* **OBJECTIVE**: Images embedded in the records are excluded; print everything else exactly as given.

┄┄┄┄┄┄┄┄┄┄┄┄┄┄┄┄┄┄┄┄

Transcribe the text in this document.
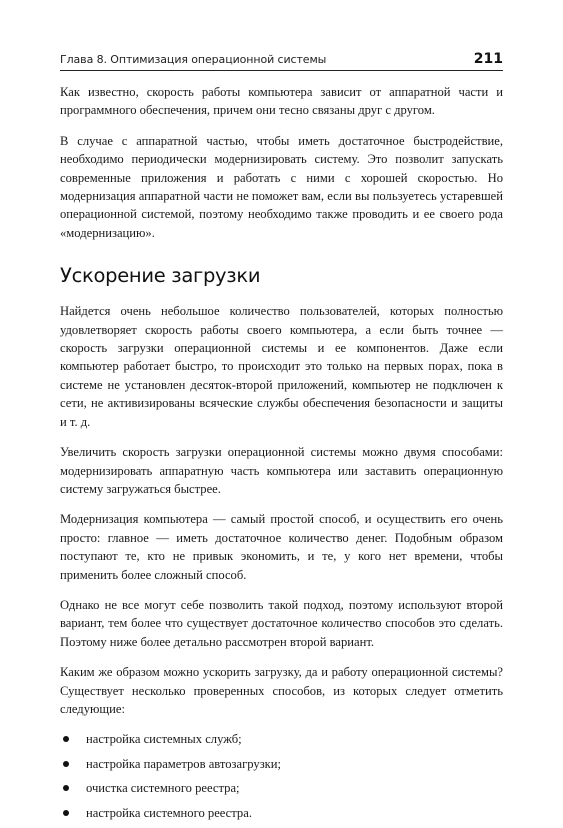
Глава 8. Оптимизация операционной системы	211

Как известно, скорость работы компьютера зависит от аппаратной части и программного обеспечения, причем они тесно связаны друг с другом.

В случае с аппаратной частью, чтобы иметь достаточное быстродействие, необходимо периодически модернизировать систему. Это позволит запускать современные приложения и работать с ними с хорошей скоростью. Но модернизация аппаратной части не поможет вам, если вы пользуетесь устаревшей операционной системой, поэтому необходимо также проводить и ее своего рода «модернизацию».

Ускорение загрузки

Найдется очень небольшое количество пользователей, которых полностью удовлетворяет скорость работы своего компьютера, а если быть точнее — скорость загрузки операционной системы и ее компонентов. Даже если компьютер работает быстро, то происходит это только на первых порах, пока в системе не установлен десяток-второй приложений, компьютер не подключен к сети, не активизированы всяческие службы обеспечения безопасности и защиты и т. д.

Увеличить скорость загрузки операционной системы можно двумя способами: модернизировать аппаратную часть компьютера или заставить операционную систему загружаться быстрее.

Модернизация компьютера — самый простой способ, и осуществить его очень просто: главное — иметь достаточное количество денег. Подобным образом поступают те, кто не привык экономить, и те, у кого нет времени, чтобы применить более сложный способ.

Однако не все могут себе позволить такой подход, поэтому используют второй вариант, тем более что существует достаточное количество способов это сделать. Поэтому ниже более детально рассмотрен второй вариант.

Каким же образом можно ускорить загрузку, да и работу операционной системы? Существует несколько проверенных способов, из которых следует отметить следующие:

настройка системных служб;
настройка параметров автозагрузки;
очистка системного реестра;
настройка системного реестра.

┄┄┄┄┄┄┄┄┄┄┄┄┄┄┄┄┄┄┄┄

* **WORKED ANSWER**:
Transcribe the text in this document.
Глава 8. Оптимизация операционной системы	211

Как известно, скорость работы компьютера зависит от аппаратной части и программного обеспечения, причем они тесно связаны друг с другом.

В случае с аппаратной частью, чтобы иметь достаточное быстродействие, необходимо периодически модернизировать систему. Это позволит запускать современные приложения и работать с ними с хорошей скоростью. Но модернизация аппаратной части не поможет вам, если вы пользуетесь устаревшей операционной системой, поэтому необходимо также проводить и ее своего рода «модернизацию».

Ускорение загрузки

Найдется очень небольшое количество пользователей, которых полностью удовлетворяет скорость работы своего компьютера, а если быть точнее — скорость загрузки операционной системы и ее компонентов. Даже если компьютер работает быстро, то происходит это только на первых порах, пока в системе не установлен десяток-второй приложений, компьютер не подключен к сети, не активизированы всяческие службы обеспечения безопасности и защиты и т. д.

Увеличить скорость загрузки операционной системы можно двумя способами: модернизировать аппаратную часть компьютера или заставить операционную систему загружаться быстрее.

Модернизация компьютера — самый простой способ, и осуществить его очень просто: главное — иметь достаточное количество денег. Подобным образом поступают те, кто не привык экономить, и те, у кого нет времени, чтобы применить более сложный способ.

Однако не все могут себе позволить такой подход, поэтому используют второй вариант, тем более что существует достаточное количество способов это сделать. Поэтому ниже более детально рассмотрен второй вариант.

Каким же образом можно ускорить загрузку, да и работу операционной системы? Существует несколько проверенных способов, из которых следует отметить следующие:

настройка системных служб;
настройка параметров автозагрузки;
очистка системного реестра;
настройка системного реестра.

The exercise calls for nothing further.